=== TASK REQUIREMENTS ===
Return all of the entries exactly as written.

=== RECORDS FOR PROCESSING ===
- - - - -

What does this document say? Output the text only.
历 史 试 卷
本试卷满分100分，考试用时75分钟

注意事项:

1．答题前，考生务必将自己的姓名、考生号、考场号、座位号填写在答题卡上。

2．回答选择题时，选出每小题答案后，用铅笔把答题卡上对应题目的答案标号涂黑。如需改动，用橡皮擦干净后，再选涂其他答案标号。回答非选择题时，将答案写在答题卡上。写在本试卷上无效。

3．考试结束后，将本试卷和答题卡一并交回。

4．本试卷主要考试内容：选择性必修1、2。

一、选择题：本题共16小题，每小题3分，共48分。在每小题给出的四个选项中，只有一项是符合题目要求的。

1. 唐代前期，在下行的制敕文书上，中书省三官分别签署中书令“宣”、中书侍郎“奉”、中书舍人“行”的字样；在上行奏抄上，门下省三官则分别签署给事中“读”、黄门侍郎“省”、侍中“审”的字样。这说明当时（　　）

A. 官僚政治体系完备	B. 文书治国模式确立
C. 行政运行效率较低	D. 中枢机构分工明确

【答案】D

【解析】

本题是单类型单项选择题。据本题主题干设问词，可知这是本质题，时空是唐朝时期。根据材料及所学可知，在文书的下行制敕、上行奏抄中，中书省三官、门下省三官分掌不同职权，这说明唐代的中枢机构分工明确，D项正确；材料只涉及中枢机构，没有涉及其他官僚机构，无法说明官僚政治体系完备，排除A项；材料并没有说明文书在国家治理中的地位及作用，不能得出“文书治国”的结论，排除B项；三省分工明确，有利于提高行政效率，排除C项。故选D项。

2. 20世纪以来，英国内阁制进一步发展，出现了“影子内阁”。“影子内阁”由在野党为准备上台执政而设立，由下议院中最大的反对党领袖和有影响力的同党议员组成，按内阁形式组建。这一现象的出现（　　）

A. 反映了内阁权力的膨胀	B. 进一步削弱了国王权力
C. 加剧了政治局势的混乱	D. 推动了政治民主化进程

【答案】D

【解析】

- - - - -

=== RESPONSE FOR THIS EXERCISE ===
What does this document say? Output the text only.
历 史 试 卷
本试卷满分100分，考试用时75分钟

注意事项:

1．答题前，考生务必将自己的姓名、考生号、考场号、座位号填写在答题卡上。

2．回答选择题时，选出每小题答案后，用铅笔把答题卡上对应题目的答案标号涂黑。如需改动，用橡皮擦干净后，再选涂其他答案标号。回答非选择题时，将答案写在答题卡上。写在本试卷上无效。

3．考试结束后，将本试卷和答题卡一并交回。

4．本试卷主要考试内容：选择性必修1、2。

一、选择题：本题共16小题，每小题3分，共48分。在每小题给出的四个选项中，只有一项是符合题目要求的。

1. 唐代前期，在下行的制敕文书上，中书省三官分别签署中书令“宣”、中书侍郎“奉”、中书舍人“行”的字样；在上行奏抄上，门下省三官则分别签署给事中“读”、黄门侍郎“省”、侍中“审”的字样。这说明当时（　　）

A. 官僚政治体系完备	B. 文书治国模式确立
C. 行政运行效率较低	D. 中枢机构分工明确

【答案】D

【解析】

本题是单类型单项选择题。据本题主题干设问词，可知这是本质题，时空是唐朝时期。根据材料及所学可知，在文书的下行制敕、上行奏抄中，中书省三官、门下省三官分掌不同职权，这说明唐代的中枢机构分工明确，D项正确；材料只涉及中枢机构，没有涉及其他官僚机构，无法说明官僚政治体系完备，排除A项；材料并没有说明文书在国家治理中的地位及作用，不能得出“文书治国”的结论，排除B项；三省分工明确，有利于提高行政效率，排除C项。故选D项。

2. 20世纪以来，英国内阁制进一步发展，出现了“影子内阁”。“影子内阁”由在野党为准备上台执政而设立，由下议院中最大的反对党领袖和有影响力的同党议员组成，按内阁形式组建。这一现象的出现（　　）

A. 反映了内阁权力的膨胀	B. 进一步削弱了国王权力
C. 加剧了政治局势的混乱	D. 推动了政治民主化进程

【答案】D

【解析】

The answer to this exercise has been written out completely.